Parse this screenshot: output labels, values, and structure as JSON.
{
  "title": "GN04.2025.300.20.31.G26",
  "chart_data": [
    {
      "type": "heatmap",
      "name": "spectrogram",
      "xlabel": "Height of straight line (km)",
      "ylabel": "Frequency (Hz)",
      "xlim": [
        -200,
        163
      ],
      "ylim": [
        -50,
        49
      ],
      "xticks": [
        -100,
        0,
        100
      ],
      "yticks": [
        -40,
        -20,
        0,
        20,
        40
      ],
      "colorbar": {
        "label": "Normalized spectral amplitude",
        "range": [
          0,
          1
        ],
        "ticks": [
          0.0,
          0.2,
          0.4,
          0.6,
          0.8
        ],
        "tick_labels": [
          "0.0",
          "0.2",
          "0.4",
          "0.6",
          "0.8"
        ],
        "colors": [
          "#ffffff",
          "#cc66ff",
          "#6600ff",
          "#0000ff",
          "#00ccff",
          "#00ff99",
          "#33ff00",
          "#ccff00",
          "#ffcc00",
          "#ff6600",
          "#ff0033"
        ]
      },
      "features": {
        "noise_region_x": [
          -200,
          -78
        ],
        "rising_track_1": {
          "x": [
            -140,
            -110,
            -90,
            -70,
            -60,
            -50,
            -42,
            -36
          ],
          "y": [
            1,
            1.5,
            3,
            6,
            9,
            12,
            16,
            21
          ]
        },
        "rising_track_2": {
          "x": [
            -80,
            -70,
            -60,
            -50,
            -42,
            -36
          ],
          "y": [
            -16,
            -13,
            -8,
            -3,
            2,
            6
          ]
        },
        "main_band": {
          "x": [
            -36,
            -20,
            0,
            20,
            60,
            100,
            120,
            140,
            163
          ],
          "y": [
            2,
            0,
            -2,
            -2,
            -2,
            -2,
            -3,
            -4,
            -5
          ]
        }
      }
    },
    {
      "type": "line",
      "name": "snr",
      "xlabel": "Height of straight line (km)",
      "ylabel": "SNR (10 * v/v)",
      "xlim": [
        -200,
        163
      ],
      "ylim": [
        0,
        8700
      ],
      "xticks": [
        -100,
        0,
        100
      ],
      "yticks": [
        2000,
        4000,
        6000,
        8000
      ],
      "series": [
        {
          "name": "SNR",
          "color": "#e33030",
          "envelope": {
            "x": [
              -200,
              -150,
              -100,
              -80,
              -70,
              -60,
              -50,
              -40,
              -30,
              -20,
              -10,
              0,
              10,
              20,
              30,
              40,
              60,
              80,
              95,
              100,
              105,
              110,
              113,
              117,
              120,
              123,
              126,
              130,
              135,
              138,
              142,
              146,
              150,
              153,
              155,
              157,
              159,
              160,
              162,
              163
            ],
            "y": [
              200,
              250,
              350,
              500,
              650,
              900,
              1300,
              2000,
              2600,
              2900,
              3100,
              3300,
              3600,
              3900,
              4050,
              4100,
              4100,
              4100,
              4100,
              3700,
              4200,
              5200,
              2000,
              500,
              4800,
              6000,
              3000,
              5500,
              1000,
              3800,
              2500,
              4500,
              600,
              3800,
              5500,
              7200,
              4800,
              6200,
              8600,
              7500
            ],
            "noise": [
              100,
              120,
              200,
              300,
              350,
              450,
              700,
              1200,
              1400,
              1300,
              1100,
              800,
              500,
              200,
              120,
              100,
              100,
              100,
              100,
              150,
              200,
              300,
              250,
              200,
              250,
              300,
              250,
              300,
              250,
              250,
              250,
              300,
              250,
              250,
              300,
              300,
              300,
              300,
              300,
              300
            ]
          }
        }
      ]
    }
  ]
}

_Work required_. Give every line of the material again, exactly as it reads.

_The answer_.
Parse this screenshot: output labels, values, and structure as JSON.
{
  "title": "GN04.2025.300.20.31.G26",
  "chart_data": [
    {
      "type": "heatmap",
      "name": "spectrogram",
      "xlabel": "Height of straight line (km)",
      "ylabel": "Frequency (Hz)",
      "xlim": [
        -200,
        163
      ],
      "ylim": [
        -50,
        49
      ],
      "xticks": [
        -100,
        0,
        100
      ],
      "yticks": [
        -40,
        -20,
        0,
        20,
        40
      ],
      "colorbar": {
        "label": "Normalized spectral amplitude",
        "range": [
          0,
          1
        ],
        "ticks": [
          0.0,
          0.2,
          0.4,
          0.6,
          0.8
        ],
        "tick_labels": [
          "0.0",
          "0.2",
          "0.4",
          "0.6",
          "0.8"
        ],
        "colors": [
          "#ffffff",
          "#cc66ff",
          "#6600ff",
          "#0000ff",
          "#00ccff",
          "#00ff99",
          "#33ff00",
          "#ccff00",
          "#ffcc00",
          "#ff6600",
          "#ff0033"
        ]
      },
      "features": {
        "noise_region_x": [
          -200,
          -78
        ],
        "rising_track_1": {
          "x": [
            -140,
            -110,
            -90,
            -70,
            -60,
            -50,
            -42,
            -36
          ],
          "y": [
            1,
            1.5,
            3,
            6,
            9,
            12,
            16,
            21
          ]
        },
        "rising_track_2": {
          "x": [
            -80,
            -70,
            -60,
            -50,
            -42,
            -36
          ],
          "y": [
            -16,
            -13,
            -8,
            -3,
            2,
            6
          ]
        },
        "main_band": {
          "x": [
            -36,
            -20,
            0,
            20,
            60,
            100,
            120,
            140,
            163
          ],
          "y": [
            2,
            0,
            -2,
            -2,
            -2,
            -2,
            -3,
            -4,
            -5
          ]
        }
      }
    },
    {
      "type": "line",
      "name": "snr",
      "xlabel": "Height of straight line (km)",
      "ylabel": "SNR (10 * v/v)",
      "xlim": [
        -200,
        163
      ],
      "ylim": [
        0,
        8700
      ],
      "xticks": [
        -100,
        0,
        100
      ],
      "yticks": [
        2000,
        4000,
        6000,
        8000
      ],
      "series": [
        {
          "name": "SNR",
          "color": "#e33030",
          "envelope": {
            "x": [
              -200,
              -150,
              -100,
              -80,
              -70,
              -60,
              -50,
              -40,
              -30,
              -20,
              -10,
              0,
              10,
              20,
              30,
              40,
              60,
              80,
              95,
              100,
              105,
              110,
              113,
              117,
              120,
              123,
              126,
              130,
              135,
              138,
              142,
              146,
              150,
              153,
              155,
              157,
              159,
              160,
              162,
              163
            ],
            "y": [
              200,
              250,
              350,
              500,
              650,
              900,
              1300,
              2000,
              2600,
              2900,
              3100,
              3300,
              3600,
              3900,
              4050,
              4100,
              4100,
              4100,
              4100,
              3700,
              4200,
              5200,
              2000,
              500,
              4800,
              6000,
              3000,
              5500,
              1000,
              3800,
              2500,
              4500,
              600,
              3800,
              5500,
              7200,
              4800,
              6200,
              8600,
              7500
            ],
            "noise": [
              100,
              120,
              200,
              300,
              350,
              450,
              700,
              1200,
              1400,
              1300,
              1100,
              800,
              500,
              200,
              120,
              100,
              100,
              100,
              100,
              150,
              200,
              300,
              250,
              200,
              250,
              300,
              250,
              300,
              250,
              250,
              250,
              300,
              250,
              250,
              300,
              300,
              300,
              300,
              300,
              300
            ]
          }
        }
      ]
    }
  ]
}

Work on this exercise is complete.